_Task requirements_
Copy each entry as it stands, leaving nothing out.

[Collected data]
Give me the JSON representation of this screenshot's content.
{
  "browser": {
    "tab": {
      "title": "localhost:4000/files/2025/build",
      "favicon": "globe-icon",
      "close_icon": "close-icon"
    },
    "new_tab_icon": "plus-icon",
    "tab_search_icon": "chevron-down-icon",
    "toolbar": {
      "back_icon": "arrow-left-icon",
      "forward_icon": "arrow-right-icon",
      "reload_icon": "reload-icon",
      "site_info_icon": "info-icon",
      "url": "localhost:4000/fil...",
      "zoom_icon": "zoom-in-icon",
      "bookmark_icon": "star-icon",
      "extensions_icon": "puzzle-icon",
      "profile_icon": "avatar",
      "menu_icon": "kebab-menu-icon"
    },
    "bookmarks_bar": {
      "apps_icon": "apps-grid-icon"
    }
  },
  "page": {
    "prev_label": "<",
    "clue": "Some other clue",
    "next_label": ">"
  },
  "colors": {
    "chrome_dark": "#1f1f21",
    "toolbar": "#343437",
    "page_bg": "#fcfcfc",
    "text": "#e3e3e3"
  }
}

_The answer_
Give me the JSON representation of this screenshot's content.
{
  "browser": {
    "tab": {
      "title": "localhost:4000/files/2025/build",
      "favicon": "globe-icon",
      "close_icon": "close-icon"
    },
    "new_tab_icon": "plus-icon",
    "tab_search_icon": "chevron-down-icon",
    "toolbar": {
      "back_icon": "arrow-left-icon",
      "forward_icon": "arrow-right-icon",
      "reload_icon": "reload-icon",
      "site_info_icon": "info-icon",
      "url": "localhost:4000/fil...",
      "zoom_icon": "zoom-in-icon",
      "bookmark_icon": "star-icon",
      "extensions_icon": "puzzle-icon",
      "profile_icon": "avatar",
      "menu_icon": "kebab-menu-icon"
    },
    "bookmarks_bar": {
      "apps_icon": "apps-grid-icon"
    }
  },
  "page": {
    "prev_label": "<",
    "clue": "Some other clue",
    "next_label": ">"
  },
  "colors": {
    "chrome_dark": "#1f1f21",
    "toolbar": "#343437",
    "page_bg": "#fcfcfc",
    "text": "#e3e3e3"
  }
}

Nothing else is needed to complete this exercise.